[START]

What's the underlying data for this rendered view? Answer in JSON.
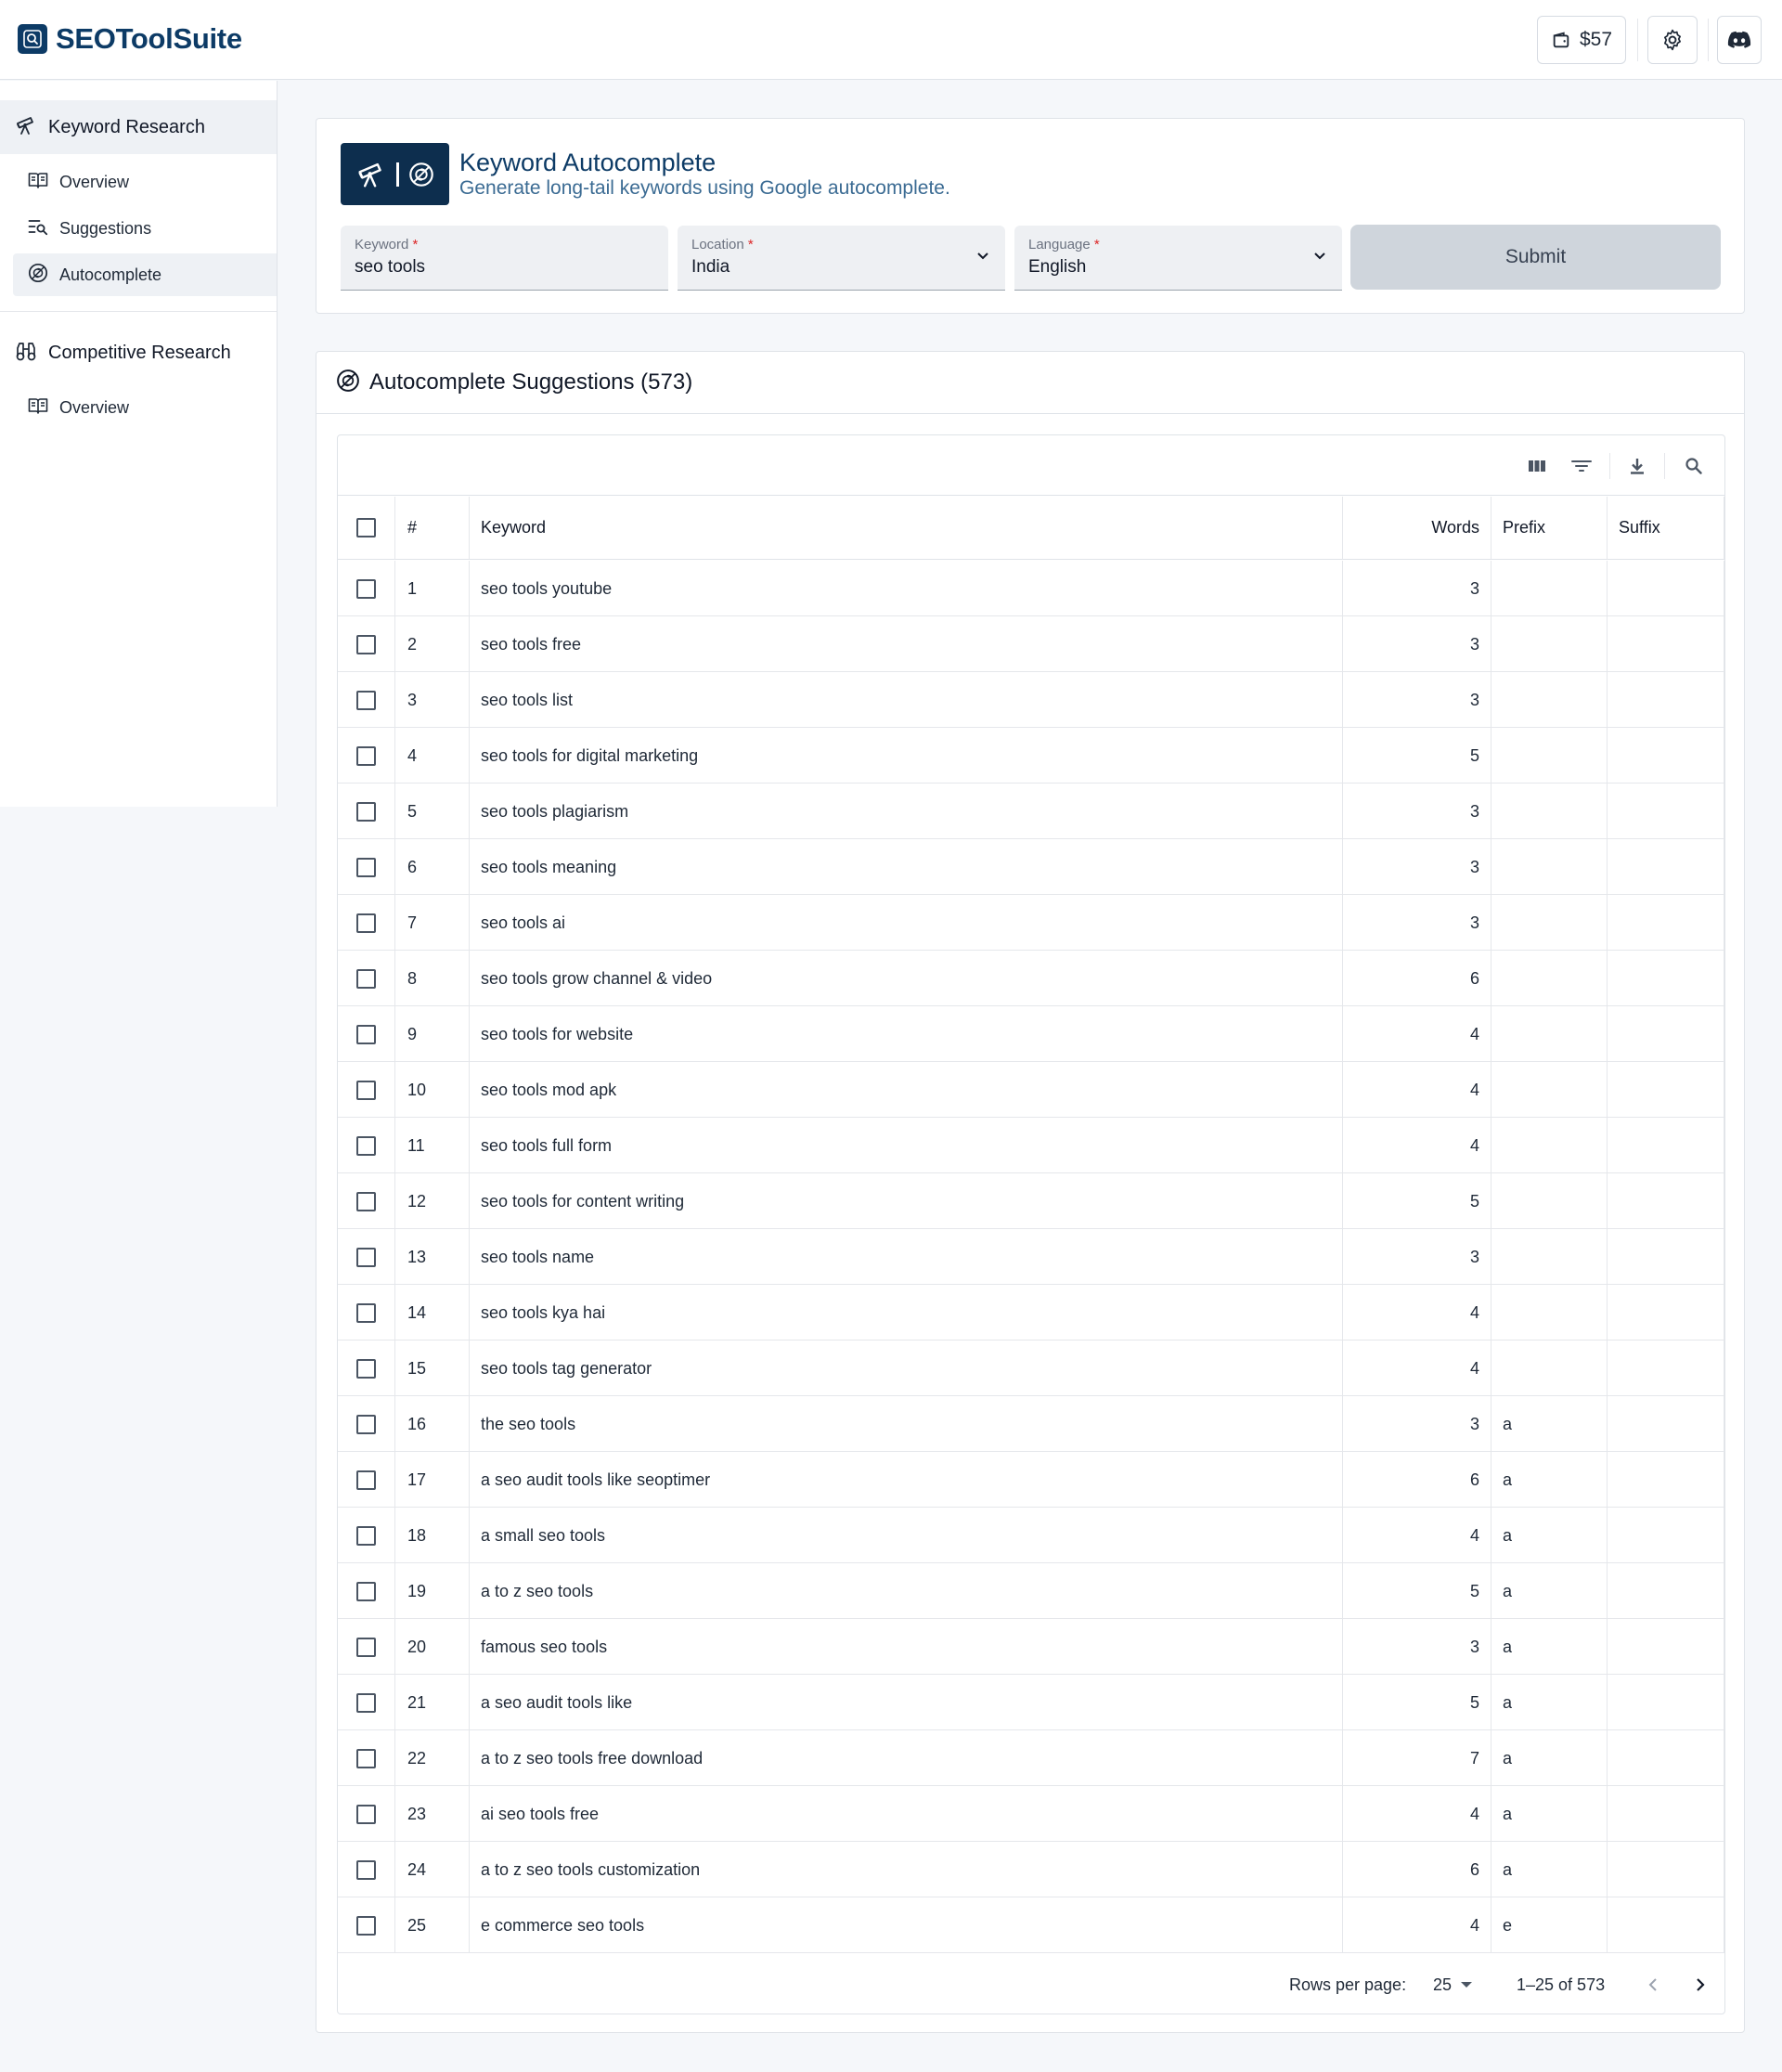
{
  "app": {
    "name": "SEOToolSuite"
  },
  "header": {
    "wallet_amount": "$57"
  },
  "sidebar": {
    "groups": [
      {
        "label": "Keyword Research",
        "items": [
          {
            "label": "Overview"
          },
          {
            "label": "Suggestions"
          },
          {
            "label": "Autocomplete"
          }
        ]
      },
      {
        "label": "Competitive Research",
        "items": [
          {
            "label": "Overview"
          }
        ]
      }
    ]
  },
  "tool": {
    "title": "Keyword Autocomplete",
    "subtitle": "Generate long-tail keywords using Google autocomplete.",
    "fields": {
      "keyword": {
        "label": "Keyword",
        "value": "seo tools"
      },
      "location": {
        "label": "Location",
        "value": "India"
      },
      "language": {
        "label": "Language",
        "value": "English"
      }
    },
    "submit_label": "Submit"
  },
  "results": {
    "title": "Autocomplete Suggestions (573)",
    "columns": {
      "index": "#",
      "keyword": "Keyword",
      "words": "Words",
      "prefix": "Prefix",
      "suffix": "Suffix"
    },
    "rows": [
      {
        "n": "1",
        "keyword": "seo tools youtube",
        "words": "3",
        "prefix": "",
        "suffix": ""
      },
      {
        "n": "2",
        "keyword": "seo tools free",
        "words": "3",
        "prefix": "",
        "suffix": ""
      },
      {
        "n": "3",
        "keyword": "seo tools list",
        "words": "3",
        "prefix": "",
        "suffix": ""
      },
      {
        "n": "4",
        "keyword": "seo tools for digital marketing",
        "words": "5",
        "prefix": "",
        "suffix": ""
      },
      {
        "n": "5",
        "keyword": "seo tools plagiarism",
        "words": "3",
        "prefix": "",
        "suffix": ""
      },
      {
        "n": "6",
        "keyword": "seo tools meaning",
        "words": "3",
        "prefix": "",
        "suffix": ""
      },
      {
        "n": "7",
        "keyword": "seo tools ai",
        "words": "3",
        "prefix": "",
        "suffix": ""
      },
      {
        "n": "8",
        "keyword": "seo tools grow channel & video",
        "words": "6",
        "prefix": "",
        "suffix": ""
      },
      {
        "n": "9",
        "keyword": "seo tools for website",
        "words": "4",
        "prefix": "",
        "suffix": ""
      },
      {
        "n": "10",
        "keyword": "seo tools mod apk",
        "words": "4",
        "prefix": "",
        "suffix": ""
      },
      {
        "n": "11",
        "keyword": "seo tools full form",
        "words": "4",
        "prefix": "",
        "suffix": ""
      },
      {
        "n": "12",
        "keyword": "seo tools for content writing",
        "words": "5",
        "prefix": "",
        "suffix": ""
      },
      {
        "n": "13",
        "keyword": "seo tools name",
        "words": "3",
        "prefix": "",
        "suffix": ""
      },
      {
        "n": "14",
        "keyword": "seo tools kya hai",
        "words": "4",
        "prefix": "",
        "suffix": ""
      },
      {
        "n": "15",
        "keyword": "seo tools tag generator",
        "words": "4",
        "prefix": "",
        "suffix": ""
      },
      {
        "n": "16",
        "keyword": "the seo tools",
        "words": "3",
        "prefix": "a",
        "suffix": ""
      },
      {
        "n": "17",
        "keyword": "a seo audit tools like seoptimer",
        "words": "6",
        "prefix": "a",
        "suffix": ""
      },
      {
        "n": "18",
        "keyword": "a small seo tools",
        "words": "4",
        "prefix": "a",
        "suffix": ""
      },
      {
        "n": "19",
        "keyword": "a to z seo tools",
        "words": "5",
        "prefix": "a",
        "suffix": ""
      },
      {
        "n": "20",
        "keyword": "famous seo tools",
        "words": "3",
        "prefix": "a",
        "suffix": ""
      },
      {
        "n": "21",
        "keyword": "a seo audit tools like",
        "words": "5",
        "prefix": "a",
        "suffix": ""
      },
      {
        "n": "22",
        "keyword": "a to z seo tools free download",
        "words": "7",
        "prefix": "a",
        "suffix": ""
      },
      {
        "n": "23",
        "keyword": "ai seo tools free",
        "words": "4",
        "prefix": "a",
        "suffix": ""
      },
      {
        "n": "24",
        "keyword": "a to z seo tools customization",
        "words": "6",
        "prefix": "a",
        "suffix": ""
      },
      {
        "n": "25",
        "keyword": "e commerce seo tools",
        "words": "4",
        "prefix": "e",
        "suffix": ""
      }
    ],
    "pagination": {
      "rows_per_page_label": "Rows per page:",
      "rows_per_page": "25",
      "range": "1–25 of 573"
    }
  },
  "colors": {
    "brand": "#0d3b66",
    "subtitle": "#3b6b93",
    "submit_bg": "#cfd5dc",
    "active_bg": "#eef1f5",
    "required": "#dc2626"
  },
  "icons": {
    "logo": "magnifier-badge-icon",
    "wallet": "wallet-icon",
    "settings": "gear-icon",
    "discord": "discord-icon",
    "keyword_research": "telescope-icon",
    "overview": "book-icon",
    "suggestions": "list-search-icon",
    "autocomplete": "swirl-icon",
    "competitive_research": "binoculars-icon",
    "toolbar": [
      "columns-icon",
      "filter-icon",
      "download-icon",
      "search-icon"
    ]
  }
}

[END]

• **Directions for this task**: Ignore the images and quote every line of the listing exactly.

• **Answer to the exercise**:
What's the underlying data for this rendered view? Answer in JSON.
{
  "app": {
    "name": "SEOToolSuite"
  },
  "header": {
    "wallet_amount": "$57"
  },
  "sidebar": {
    "groups": [
      {
        "label": "Keyword Research",
        "items": [
          {
            "label": "Overview"
          },
          {
            "label": "Suggestions"
          },
          {
            "label": "Autocomplete"
          }
        ]
      },
      {
        "label": "Competitive Research",
        "items": [
          {
            "label": "Overview"
          }
        ]
      }
    ]
  },
  "tool": {
    "title": "Keyword Autocomplete",
    "subtitle": "Generate long-tail keywords using Google autocomplete.",
    "fields": {
      "keyword": {
        "label": "Keyword",
        "value": "seo tools"
      },
      "location": {
        "label": "Location",
        "value": "India"
      },
      "language": {
        "label": "Language",
        "value": "English"
      }
    },
    "submit_label": "Submit"
  },
  "results": {
    "title": "Autocomplete Suggestions (573)",
    "columns": {
      "index": "#",
      "keyword": "Keyword",
      "words": "Words",
      "prefix": "Prefix",
      "suffix": "Suffix"
    },
    "rows": [
      {
        "n": "1",
        "keyword": "seo tools youtube",
        "words": "3",
        "prefix": "",
        "suffix": ""
      },
      {
        "n": "2",
        "keyword": "seo tools free",
        "words": "3",
        "prefix": "",
        "suffix": ""
      },
      {
        "n": "3",
        "keyword": "seo tools list",
        "words": "3",
        "prefix": "",
        "suffix": ""
      },
      {
        "n": "4",
        "keyword": "seo tools for digital marketing",
        "words": "5",
        "prefix": "",
        "suffix": ""
      },
      {
        "n": "5",
        "keyword": "seo tools plagiarism",
        "words": "3",
        "prefix": "",
        "suffix": ""
      },
      {
        "n": "6",
        "keyword": "seo tools meaning",
        "words": "3",
        "prefix": "",
        "suffix": ""
      },
      {
        "n": "7",
        "keyword": "seo tools ai",
        "words": "3",
        "prefix": "",
        "suffix": ""
      },
      {
        "n": "8",
        "keyword": "seo tools grow channel & video",
        "words": "6",
        "prefix": "",
        "suffix": ""
      },
      {
        "n": "9",
        "keyword": "seo tools for website",
        "words": "4",
        "prefix": "",
        "suffix": ""
      },
      {
        "n": "10",
        "keyword": "seo tools mod apk",
        "words": "4",
        "prefix": "",
        "suffix": ""
      },
      {
        "n": "11",
        "keyword": "seo tools full form",
        "words": "4",
        "prefix": "",
        "suffix": ""
      },
      {
        "n": "12",
        "keyword": "seo tools for content writing",
        "words": "5",
        "prefix": "",
        "suffix": ""
      },
      {
        "n": "13",
        "keyword": "seo tools name",
        "words": "3",
        "prefix": "",
        "suffix": ""
      },
      {
        "n": "14",
        "keyword": "seo tools kya hai",
        "words": "4",
        "prefix": "",
        "suffix": ""
      },
      {
        "n": "15",
        "keyword": "seo tools tag generator",
        "words": "4",
        "prefix": "",
        "suffix": ""
      },
      {
        "n": "16",
        "keyword": "the seo tools",
        "words": "3",
        "prefix": "a",
        "suffix": ""
      },
      {
        "n": "17",
        "keyword": "a seo audit tools like seoptimer",
        "words": "6",
        "prefix": "a",
        "suffix": ""
      },
      {
        "n": "18",
        "keyword": "a small seo tools",
        "words": "4",
        "prefix": "a",
        "suffix": ""
      },
      {
        "n": "19",
        "keyword": "a to z seo tools",
        "words": "5",
        "prefix": "a",
        "suffix": ""
      },
      {
        "n": "20",
        "keyword": "famous seo tools",
        "words": "3",
        "prefix": "a",
        "suffix": ""
      },
      {
        "n": "21",
        "keyword": "a seo audit tools like",
        "words": "5",
        "prefix": "a",
        "suffix": ""
      },
      {
        "n": "22",
        "keyword": "a to z seo tools free download",
        "words": "7",
        "prefix": "a",
        "suffix": ""
      },
      {
        "n": "23",
        "keyword": "ai seo tools free",
        "words": "4",
        "prefix": "a",
        "suffix": ""
      },
      {
        "n": "24",
        "keyword": "a to z seo tools customization",
        "words": "6",
        "prefix": "a",
        "suffix": ""
      },
      {
        "n": "25",
        "keyword": "e commerce seo tools",
        "words": "4",
        "prefix": "e",
        "suffix": ""
      }
    ],
    "pagination": {
      "rows_per_page_label": "Rows per page:",
      "rows_per_page": "25",
      "range": "1–25 of 573"
    }
  },
  "colors": {
    "brand": "#0d3b66",
    "subtitle": "#3b6b93",
    "submit_bg": "#cfd5dc",
    "active_bg": "#eef1f5",
    "required": "#dc2626"
  },
  "icons": {
    "logo": "magnifier-badge-icon",
    "wallet": "wallet-icon",
    "settings": "gear-icon",
    "discord": "discord-icon",
    "keyword_research": "telescope-icon",
    "overview": "book-icon",
    "suggestions": "list-search-icon",
    "autocomplete": "swirl-icon",
    "competitive_research": "binoculars-icon",
    "toolbar": [
      "columns-icon",
      "filter-icon",
      "download-icon",
      "search-icon"
    ]
  }
}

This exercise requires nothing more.